## TASK MATERIAL
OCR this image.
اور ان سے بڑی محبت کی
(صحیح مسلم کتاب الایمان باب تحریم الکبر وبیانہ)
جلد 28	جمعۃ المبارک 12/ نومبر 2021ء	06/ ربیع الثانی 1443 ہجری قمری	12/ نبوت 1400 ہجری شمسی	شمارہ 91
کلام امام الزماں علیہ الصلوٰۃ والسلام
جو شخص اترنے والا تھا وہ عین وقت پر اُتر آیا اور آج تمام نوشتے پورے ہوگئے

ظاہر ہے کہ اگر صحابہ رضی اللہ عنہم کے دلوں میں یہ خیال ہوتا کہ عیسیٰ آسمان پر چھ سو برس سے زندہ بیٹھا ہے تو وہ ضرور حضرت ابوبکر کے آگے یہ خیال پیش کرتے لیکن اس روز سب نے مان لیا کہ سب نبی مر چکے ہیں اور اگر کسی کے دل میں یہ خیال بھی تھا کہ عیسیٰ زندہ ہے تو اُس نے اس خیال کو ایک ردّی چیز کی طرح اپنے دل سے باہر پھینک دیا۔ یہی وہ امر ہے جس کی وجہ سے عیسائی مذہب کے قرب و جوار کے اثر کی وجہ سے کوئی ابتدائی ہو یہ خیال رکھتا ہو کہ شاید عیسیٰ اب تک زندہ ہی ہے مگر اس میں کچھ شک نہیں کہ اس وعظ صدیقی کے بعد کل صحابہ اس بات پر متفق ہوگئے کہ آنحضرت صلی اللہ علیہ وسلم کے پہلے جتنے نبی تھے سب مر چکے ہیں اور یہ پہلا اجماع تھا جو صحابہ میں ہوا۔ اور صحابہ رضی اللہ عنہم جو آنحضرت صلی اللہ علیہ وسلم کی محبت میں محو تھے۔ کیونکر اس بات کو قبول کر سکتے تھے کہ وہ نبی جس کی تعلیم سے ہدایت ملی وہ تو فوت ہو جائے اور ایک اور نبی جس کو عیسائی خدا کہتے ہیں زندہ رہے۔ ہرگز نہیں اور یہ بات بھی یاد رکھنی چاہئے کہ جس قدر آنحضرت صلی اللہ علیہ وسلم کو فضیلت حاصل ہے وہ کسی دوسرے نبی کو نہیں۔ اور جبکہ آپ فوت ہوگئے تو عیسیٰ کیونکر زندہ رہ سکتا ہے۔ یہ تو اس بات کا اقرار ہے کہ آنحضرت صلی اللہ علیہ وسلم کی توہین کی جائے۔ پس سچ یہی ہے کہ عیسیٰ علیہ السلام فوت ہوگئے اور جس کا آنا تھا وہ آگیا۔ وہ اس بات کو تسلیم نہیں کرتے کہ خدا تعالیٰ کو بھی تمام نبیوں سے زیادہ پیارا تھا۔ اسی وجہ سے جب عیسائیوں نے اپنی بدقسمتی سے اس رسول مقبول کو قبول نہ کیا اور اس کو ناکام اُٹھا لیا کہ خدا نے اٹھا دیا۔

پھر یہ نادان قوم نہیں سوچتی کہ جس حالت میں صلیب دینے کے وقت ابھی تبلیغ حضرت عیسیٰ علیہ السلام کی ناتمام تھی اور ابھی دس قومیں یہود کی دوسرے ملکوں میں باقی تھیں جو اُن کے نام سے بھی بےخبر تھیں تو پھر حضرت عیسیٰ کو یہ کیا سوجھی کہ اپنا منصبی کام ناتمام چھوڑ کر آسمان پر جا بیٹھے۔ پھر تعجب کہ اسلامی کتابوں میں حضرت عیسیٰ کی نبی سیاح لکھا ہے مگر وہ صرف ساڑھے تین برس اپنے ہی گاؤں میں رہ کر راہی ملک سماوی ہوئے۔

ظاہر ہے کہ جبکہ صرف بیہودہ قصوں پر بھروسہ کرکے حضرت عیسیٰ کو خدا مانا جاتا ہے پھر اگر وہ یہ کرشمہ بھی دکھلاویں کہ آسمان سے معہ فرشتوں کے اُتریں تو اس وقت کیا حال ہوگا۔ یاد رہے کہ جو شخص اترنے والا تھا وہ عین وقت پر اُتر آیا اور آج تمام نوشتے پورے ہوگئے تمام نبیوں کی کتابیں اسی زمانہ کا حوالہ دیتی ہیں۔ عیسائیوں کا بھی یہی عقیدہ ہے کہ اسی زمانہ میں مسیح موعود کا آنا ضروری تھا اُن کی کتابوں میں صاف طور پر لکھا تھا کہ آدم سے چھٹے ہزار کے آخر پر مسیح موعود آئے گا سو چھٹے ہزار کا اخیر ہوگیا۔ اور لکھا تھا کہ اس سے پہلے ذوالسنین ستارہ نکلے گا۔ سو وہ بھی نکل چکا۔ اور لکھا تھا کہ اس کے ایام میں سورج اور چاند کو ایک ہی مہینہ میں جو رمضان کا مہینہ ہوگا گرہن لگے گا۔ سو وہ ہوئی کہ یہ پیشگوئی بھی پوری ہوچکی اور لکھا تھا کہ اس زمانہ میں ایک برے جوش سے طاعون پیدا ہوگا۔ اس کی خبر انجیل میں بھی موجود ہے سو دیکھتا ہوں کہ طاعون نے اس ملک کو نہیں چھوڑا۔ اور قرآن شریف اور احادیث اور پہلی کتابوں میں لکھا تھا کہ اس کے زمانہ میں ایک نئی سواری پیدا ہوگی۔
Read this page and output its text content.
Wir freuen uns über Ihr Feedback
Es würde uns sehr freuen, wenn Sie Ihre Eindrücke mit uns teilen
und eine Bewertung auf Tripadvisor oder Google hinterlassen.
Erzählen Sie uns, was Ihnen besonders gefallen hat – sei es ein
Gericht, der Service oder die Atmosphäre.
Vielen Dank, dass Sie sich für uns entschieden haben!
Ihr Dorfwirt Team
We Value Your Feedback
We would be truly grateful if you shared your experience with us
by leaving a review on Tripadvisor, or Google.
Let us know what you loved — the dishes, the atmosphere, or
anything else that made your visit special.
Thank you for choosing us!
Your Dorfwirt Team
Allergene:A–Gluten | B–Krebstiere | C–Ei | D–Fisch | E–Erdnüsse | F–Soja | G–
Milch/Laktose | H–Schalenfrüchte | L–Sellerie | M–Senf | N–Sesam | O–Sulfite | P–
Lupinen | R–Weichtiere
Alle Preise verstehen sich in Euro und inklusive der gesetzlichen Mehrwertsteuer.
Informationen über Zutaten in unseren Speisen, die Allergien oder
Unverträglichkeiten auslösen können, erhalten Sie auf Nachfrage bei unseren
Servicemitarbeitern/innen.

## OBJECTIVE
Make a copy of each line that contains the string "Dorfwirt".

## TASK RESULT
Ihr Dorfwirt Team
Your Dorfwirt Team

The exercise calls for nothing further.